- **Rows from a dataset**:
• • • •
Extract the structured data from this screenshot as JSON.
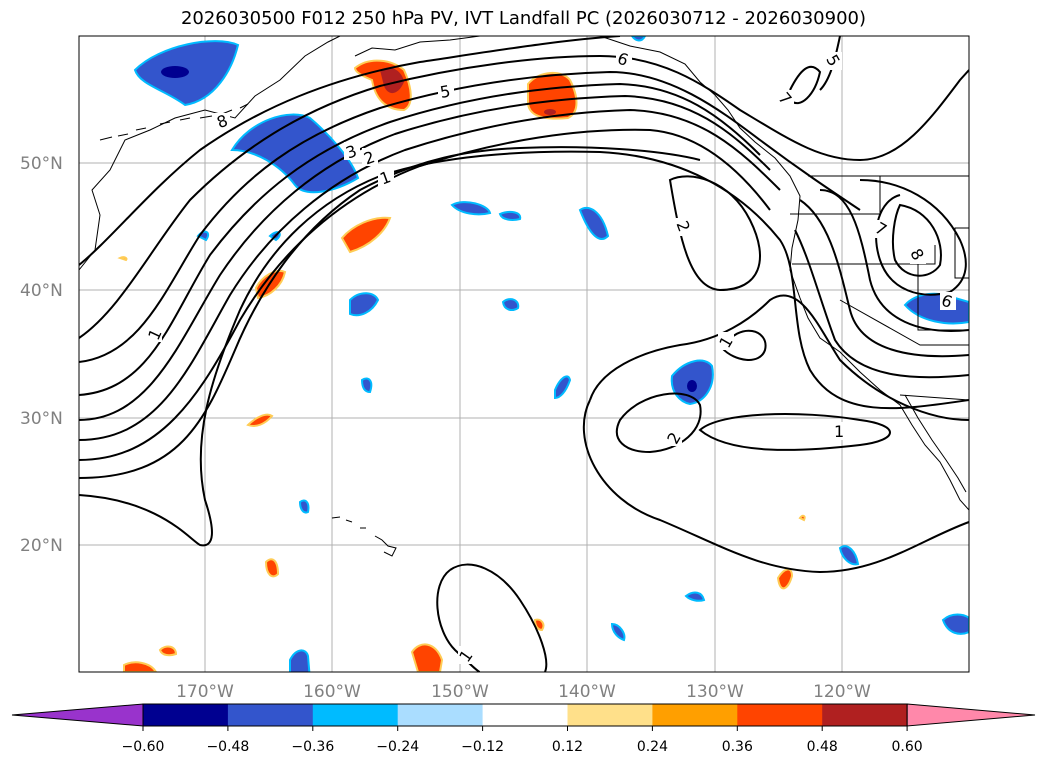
{
  "title": "2026030500 F012 250 hPa PV, IVT Landfall PC (2026030712 - 2026030900)",
  "lat_labels": [
    "50°N",
    "40°N",
    "30°N",
    "20°N"
  ],
  "lon_labels": [
    "170°W",
    "160°W",
    "150°W",
    "140°W",
    "130°W",
    "120°W"
  ],
  "contour_labels": [
    "8",
    "5",
    "3",
    "2",
    "1",
    "1",
    "6",
    "5",
    "7",
    "2",
    "1",
    "2",
    "1",
    "7",
    "8",
    "6",
    "1"
  ],
  "colorbar": {
    "ticks": [
      "−0.60",
      "−0.48",
      "−0.36",
      "−0.24",
      "−0.12",
      "0.12",
      "0.24",
      "0.36",
      "0.48",
      "0.60"
    ],
    "colors": [
      "#9933cc",
      "#000090",
      "#3355cc",
      "#00bbff",
      "#aaddff",
      "#ffffff",
      "#ffe08a",
      "#ff9f00",
      "#ff4400",
      "#b02020",
      "#ff88aa"
    ]
  }
}
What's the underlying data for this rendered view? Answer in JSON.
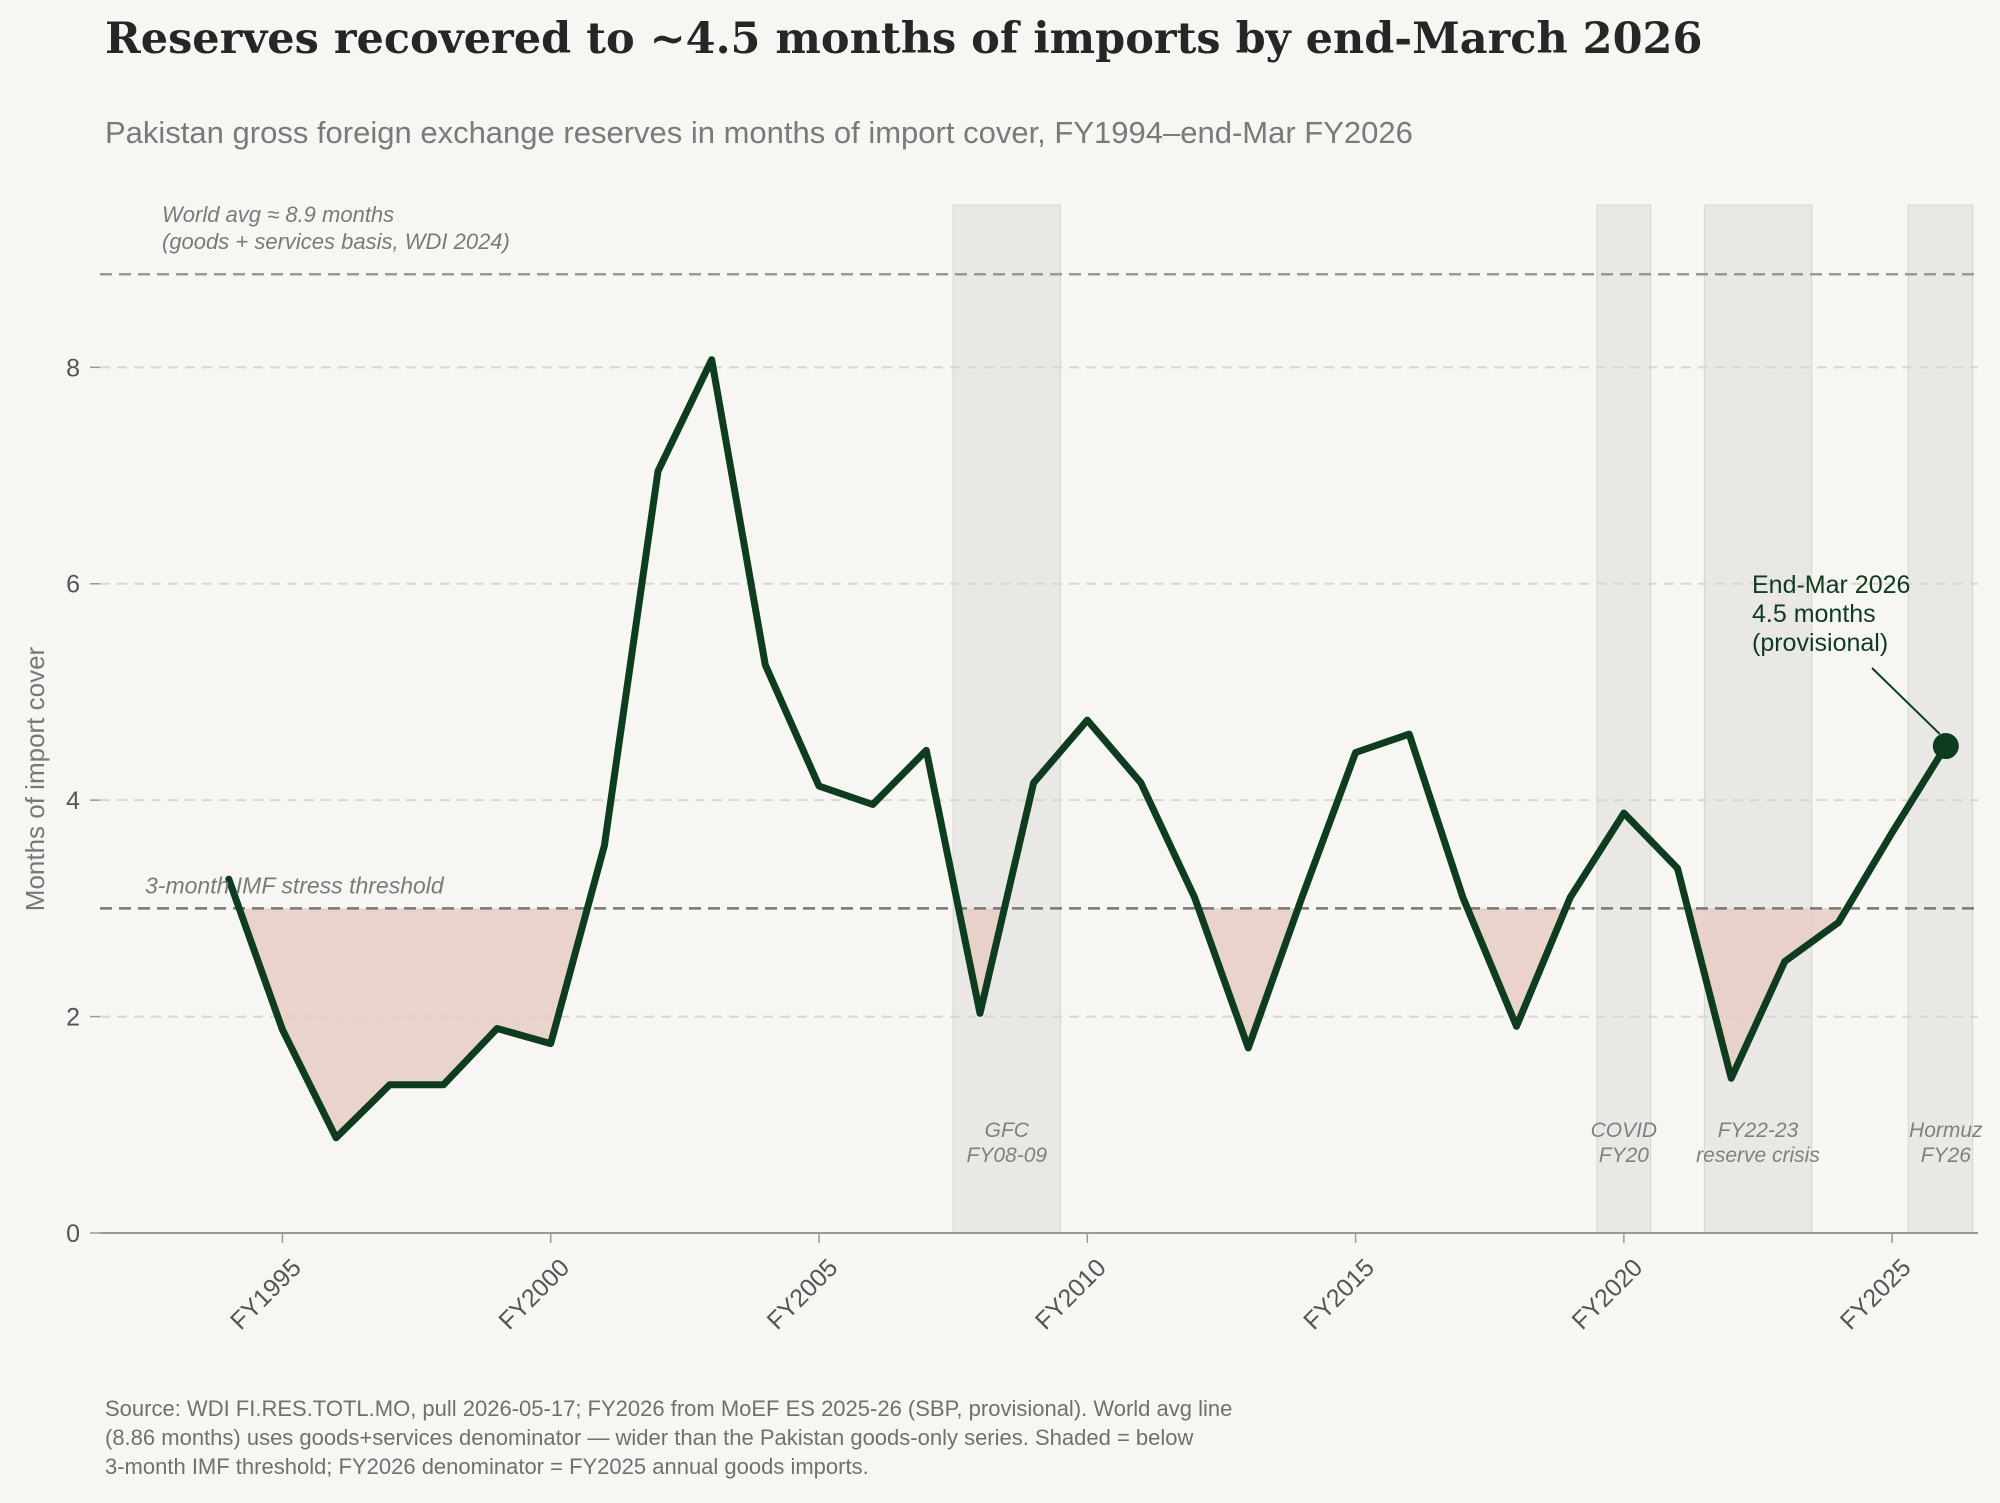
{
  "title": "Reserves recovered to ~4.5 months of imports by end-March 2026",
  "subtitle": "Pakistan gross foreign exchange reserves in months of import cover, FY1994–end-Mar FY2026",
  "source_lines": [
    "Source: WDI FI.RES.TOTL.MO, pull 2026-05-17; FY2026 from MoEF ES 2025-26 (SBP, provisional). World avg line",
    "(8.86 months) uses goods+services denominator — wider than the Pakistan goods-only series. Shaded = below",
    "3-month IMF threshold; FY2026 denominator = FY2025 annual goods imports."
  ],
  "chart_data": {
    "type": "line",
    "ylabel": "Months of import cover",
    "xlabel": "",
    "xlim": [
      1991.6,
      2026.6
    ],
    "ylim": [
      0,
      9.5
    ],
    "yticks": [
      0,
      2,
      4,
      6,
      8
    ],
    "xticks": [
      {
        "value": 1995,
        "label": "FY1995"
      },
      {
        "value": 2000,
        "label": "FY2000"
      },
      {
        "value": 2005,
        "label": "FY2005"
      },
      {
        "value": 2010,
        "label": "FY2010"
      },
      {
        "value": 2015,
        "label": "FY2015"
      },
      {
        "value": 2020,
        "label": "FY2020"
      },
      {
        "value": 2025,
        "label": "FY2025"
      }
    ],
    "grid": "y",
    "line_color": "#0b3d1e",
    "below_fill_color": "#e6ccc4",
    "series": [
      {
        "x": [
          1994,
          1995,
          1996,
          1997,
          1998,
          1999,
          2000,
          2001,
          2002,
          2003,
          2004,
          2005,
          2006,
          2007,
          2008,
          2009,
          2010,
          2011,
          2012,
          2013,
          2014,
          2015,
          2016,
          2017,
          2018,
          2019,
          2020,
          2021,
          2022,
          2023,
          2024,
          2025,
          2026
        ],
        "values": [
          3.27,
          1.88,
          0.88,
          1.37,
          1.37,
          1.89,
          1.75,
          3.58,
          7.04,
          8.07,
          5.25,
          4.13,
          3.96,
          4.46,
          2.03,
          4.16,
          4.74,
          4.16,
          3.1,
          1.71,
          3.1,
          4.44,
          4.61,
          3.1,
          1.91,
          3.1,
          3.88,
          3.37,
          1.43,
          2.51,
          2.87,
          3.7,
          4.5
        ]
      }
    ],
    "threshold": {
      "value": 3,
      "label": "3-month IMF stress threshold"
    },
    "world_avg": {
      "value": 8.86,
      "label_lines": [
        "World avg ≈ 8.9 months",
        "(goods + services basis, WDI 2024)"
      ]
    },
    "shaded_periods": [
      {
        "start": 2007.5,
        "end": 2009.5,
        "label_lines": [
          "GFC",
          "FY08-09"
        ],
        "label_x": 2008.5
      },
      {
        "start": 2019.5,
        "end": 2020.5,
        "label_lines": [
          "COVID",
          "FY20"
        ],
        "label_x": 2020
      },
      {
        "start": 2021.5,
        "end": 2023.5,
        "label_lines": [
          "FY22-23",
          "reserve crisis"
        ],
        "label_x": 2022.5
      },
      {
        "start": 2025.3,
        "end": 2026.5,
        "label_lines": [
          "Hormuz",
          "FY26"
        ],
        "label_x": 2026
      }
    ],
    "annotation": {
      "x": 2026,
      "y": 4.5,
      "lines": [
        "End-Mar 2026",
        "4.5 months",
        "(provisional)"
      ]
    }
  }
}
• • • •
- **TASK DIRECTIONS**:
Output each line exactly; omit every picture.

- **ANSWER**:
Extract the structured data from this screenshot as JSON.
{
  "title": "2026030500 F012 250 hPa PV, IVT Landfall PC (2026030712 - 2026030900)",
  "lat_labels": [
    "50°N",
    "40°N",
    "30°N",
    "20°N"
  ],
  "lon_labels": [
    "170°W",
    "160°W",
    "150°W",
    "140°W",
    "130°W",
    "120°W"
  ],
  "contour_labels": [
    "8",
    "5",
    "3",
    "2",
    "1",
    "1",
    "6",
    "5",
    "7",
    "2",
    "1",
    "2",
    "1",
    "7",
    "8",
    "6",
    "1"
  ],
  "colorbar": {
    "ticks": [
      "−0.60",
      "−0.48",
      "−0.36",
      "−0.24",
      "−0.12",
      "0.12",
      "0.24",
      "0.36",
      "0.48",
      "0.60"
    ],
    "colors": [
      "#9933cc",
      "#000090",
      "#3355cc",
      "#00bbff",
      "#aaddff",
      "#ffffff",
      "#ffe08a",
      "#ff9f00",
      "#ff4400",
      "#b02020",
      "#ff88aa"
    ]
  }
}
What's the underlying data for this rendered view? Answer in JSON.
{
  "title": "Reserves recovered to ~4.5 months of imports by end-March 2026",
  "subtitle": "Pakistan gross foreign exchange reserves in months of import cover, FY1994–end-Mar FY2026",
  "source_lines": [
    "Source: WDI FI.RES.TOTL.MO, pull 2026-05-17; FY2026 from MoEF ES 2025-26 (SBP, provisional). World avg line",
    "(8.86 months) uses goods+services denominator — wider than the Pakistan goods-only series. Shaded = below",
    "3-month IMF threshold; FY2026 denominator = FY2025 annual goods imports."
  ],
  "chart_data": {
    "type": "line",
    "ylabel": "Months of import cover",
    "xlabel": "",
    "xlim": [
      1991.6,
      2026.6
    ],
    "ylim": [
      0,
      9.5
    ],
    "yticks": [
      0,
      2,
      4,
      6,
      8
    ],
    "xticks": [
      {
        "value": 1995,
        "label": "FY1995"
      },
      {
        "value": 2000,
        "label": "FY2000"
      },
      {
        "value": 2005,
        "label": "FY2005"
      },
      {
        "value": 2010,
        "label": "FY2010"
      },
      {
        "value": 2015,
        "label": "FY2015"
      },
      {
        "value": 2020,
        "label": "FY2020"
      },
      {
        "value": 2025,
        "label": "FY2025"
      }
    ],
    "grid": "y",
    "line_color": "#0b3d1e",
    "below_fill_color": "#e6ccc4",
    "series": [
      {
        "x": [
          1994,
          1995,
          1996,
          1997,
          1998,
          1999,
          2000,
          2001,
          2002,
          2003,
          2004,
          2005,
          2006,
          2007,
          2008,
          2009,
          2010,
          2011,
          2012,
          2013,
          2014,
          2015,
          2016,
          2017,
          2018,
          2019,
          2020,
          2021,
          2022,
          2023,
          2024,
          2025,
          2026
        ],
        "values": [
          3.27,
          1.88,
          0.88,
          1.37,
          1.37,
          1.89,
          1.75,
          3.58,
          7.04,
          8.07,
          5.25,
          4.13,
          3.96,
          4.46,
          2.03,
          4.16,
          4.74,
          4.16,
          3.1,
          1.71,
          3.1,
          4.44,
          4.61,
          3.1,
          1.91,
          3.1,
          3.88,
          3.37,
          1.43,
          2.51,
          2.87,
          3.7,
          4.5
        ]
      }
    ],
    "threshold": {
      "value": 3,
      "label": "3-month IMF stress threshold"
    },
    "world_avg": {
      "value": 8.86,
      "label_lines": [
        "World avg ≈ 8.9 months",
        "(goods + services basis, WDI 2024)"
      ]
    },
    "shaded_periods": [
      {
        "start": 2007.5,
        "end": 2009.5,
        "label_lines": [
          "GFC",
          "FY08-09"
        ],
        "label_x": 2008.5
      },
      {
        "start": 2019.5,
        "end": 2020.5,
        "label_lines": [
          "COVID",
          "FY20"
        ],
        "label_x": 2020
      },
      {
        "start": 2021.5,
        "end": 2023.5,
        "label_lines": [
          "FY22-23",
          "reserve crisis"
        ],
        "label_x": 2022.5
      },
      {
        "start": 2025.3,
        "end": 2026.5,
        "label_lines": [
          "Hormuz",
          "FY26"
        ],
        "label_x": 2026
      }
    ],
    "annotation": {
      "x": 2026,
      "y": 4.5,
      "lines": [
        "End-Mar 2026",
        "4.5 months",
        "(provisional)"
      ]
    }
  }
}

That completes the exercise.